-- REQUIREMENTS --
Restate the records below word for word, and omit the images they hold.

(Dataset records)

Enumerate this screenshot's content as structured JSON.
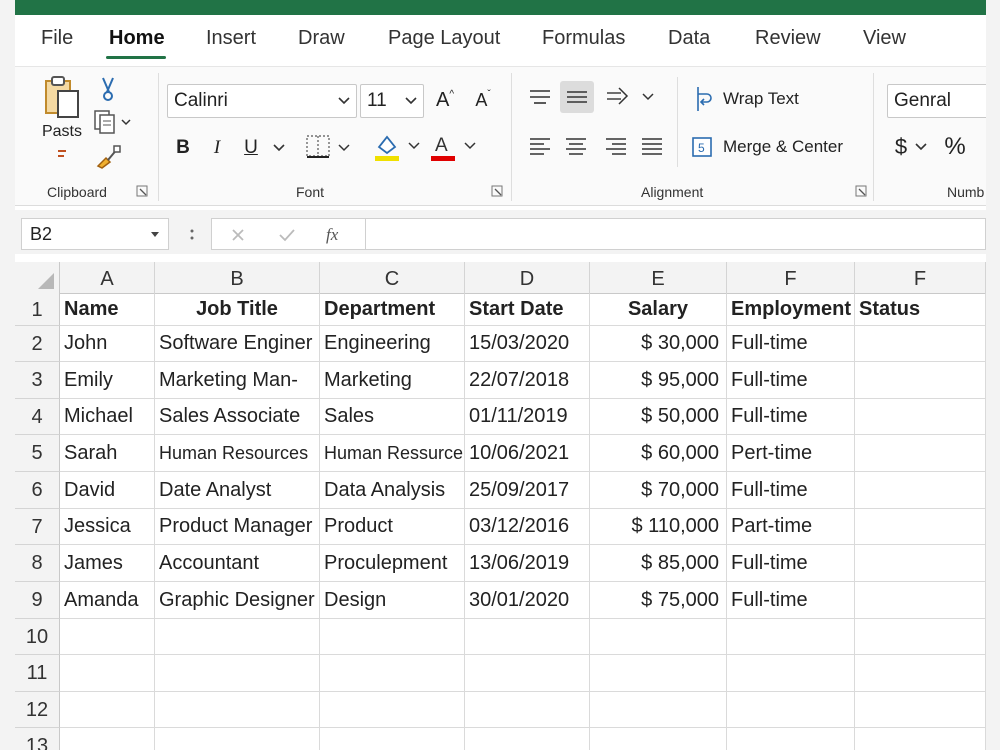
{
  "colors": {
    "title_bar": "#217346",
    "accent": "#217346",
    "fill_highlight": "#f0e000",
    "font_color": "#e00000"
  },
  "tabs": [
    "File",
    "Home",
    "Insert",
    "Draw",
    "Page Layout",
    "Formulas",
    "Data",
    "Review",
    "View"
  ],
  "active_tab": "Home",
  "ribbon": {
    "clipboard": {
      "paste_label": "Pasts",
      "group_label": "Clipboard"
    },
    "font": {
      "font_name": "Calinri",
      "font_size": "11",
      "group_label": "Font",
      "bold": "B",
      "italic": "I",
      "underline": "U",
      "increase_size": "A",
      "decrease_size": "A",
      "font_color": "A"
    },
    "alignment": {
      "wrap_text": "Wrap Text",
      "merge_center": "Merge & Center",
      "group_label": "Alignment"
    },
    "number": {
      "format": "Genral",
      "currency": "$",
      "percent": "%",
      "group_label": "Numb"
    }
  },
  "formula_bar": {
    "name_box": "B2",
    "fx": "fx",
    "formula": ""
  },
  "sheet": {
    "columns": [
      "A",
      "B",
      "C",
      "D",
      "E",
      "F",
      "F"
    ],
    "row_numbers": [
      "1",
      "2",
      "3",
      "4",
      "5",
      "6",
      "7",
      "8",
      "9",
      "10",
      "11",
      "12",
      "13"
    ],
    "header": [
      "Name",
      "Job Title",
      "Department",
      "Start Date",
      "Salary",
      "Employment",
      "Status"
    ],
    "rows": [
      [
        "John",
        "Software Enginer",
        "Engineering",
        "15/03/2020",
        "$ 30,000",
        "Full-time",
        ""
      ],
      [
        "Emily",
        "Marketing Man-",
        "Marketing",
        "22/07/2018",
        "$ 95,000",
        "Full-time",
        ""
      ],
      [
        "Michael",
        "Sales Associate",
        "Sales",
        "01/11/2019",
        "$ 50,000",
        "Full-time",
        ""
      ],
      [
        "Sarah",
        "Human Resources",
        "Human Ressurce",
        "10/06/2021",
        "$ 60,000",
        "Pert-time",
        ""
      ],
      [
        "David",
        "Date Analyst",
        "Data Analysis",
        "25/09/2017",
        "$ 70,000",
        "Full-time",
        ""
      ],
      [
        "Jessica",
        "Product Manager",
        "Product",
        "03/12/2016",
        "$ 110,000",
        "Part-time",
        ""
      ],
      [
        "James",
        "Accountant",
        "Proculepment",
        "13/06/2019",
        "$ 85,000",
        "Full-time",
        ""
      ],
      [
        "Amanda",
        "Graphic Designer",
        "Design",
        "30/01/2020",
        "$ 75,000",
        "Full-time",
        ""
      ]
    ]
  }
}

-- RESPONSE BELOW --
Enumerate this screenshot's content as structured JSON.
{
  "colors": {
    "title_bar": "#217346",
    "accent": "#217346",
    "fill_highlight": "#f0e000",
    "font_color": "#e00000"
  },
  "tabs": [
    "File",
    "Home",
    "Insert",
    "Draw",
    "Page Layout",
    "Formulas",
    "Data",
    "Review",
    "View"
  ],
  "active_tab": "Home",
  "ribbon": {
    "clipboard": {
      "paste_label": "Pasts",
      "group_label": "Clipboard"
    },
    "font": {
      "font_name": "Calinri",
      "font_size": "11",
      "group_label": "Font",
      "bold": "B",
      "italic": "I",
      "underline": "U",
      "increase_size": "A",
      "decrease_size": "A",
      "font_color": "A"
    },
    "alignment": {
      "wrap_text": "Wrap Text",
      "merge_center": "Merge & Center",
      "group_label": "Alignment"
    },
    "number": {
      "format": "Genral",
      "currency": "$",
      "percent": "%",
      "group_label": "Numb"
    }
  },
  "formula_bar": {
    "name_box": "B2",
    "fx": "fx",
    "formula": ""
  },
  "sheet": {
    "columns": [
      "A",
      "B",
      "C",
      "D",
      "E",
      "F",
      "F"
    ],
    "row_numbers": [
      "1",
      "2",
      "3",
      "4",
      "5",
      "6",
      "7",
      "8",
      "9",
      "10",
      "11",
      "12",
      "13"
    ],
    "header": [
      "Name",
      "Job Title",
      "Department",
      "Start Date",
      "Salary",
      "Employment",
      "Status"
    ],
    "rows": [
      [
        "John",
        "Software Enginer",
        "Engineering",
        "15/03/2020",
        "$ 30,000",
        "Full-time",
        ""
      ],
      [
        "Emily",
        "Marketing Man-",
        "Marketing",
        "22/07/2018",
        "$ 95,000",
        "Full-time",
        ""
      ],
      [
        "Michael",
        "Sales Associate",
        "Sales",
        "01/11/2019",
        "$ 50,000",
        "Full-time",
        ""
      ],
      [
        "Sarah",
        "Human Resources",
        "Human Ressurce",
        "10/06/2021",
        "$ 60,000",
        "Pert-time",
        ""
      ],
      [
        "David",
        "Date Analyst",
        "Data Analysis",
        "25/09/2017",
        "$ 70,000",
        "Full-time",
        ""
      ],
      [
        "Jessica",
        "Product Manager",
        "Product",
        "03/12/2016",
        "$ 110,000",
        "Part-time",
        ""
      ],
      [
        "James",
        "Accountant",
        "Proculepment",
        "13/06/2019",
        "$ 85,000",
        "Full-time",
        ""
      ],
      [
        "Amanda",
        "Graphic Designer",
        "Design",
        "30/01/2020",
        "$ 75,000",
        "Full-time",
        ""
      ]
    ]
  }
}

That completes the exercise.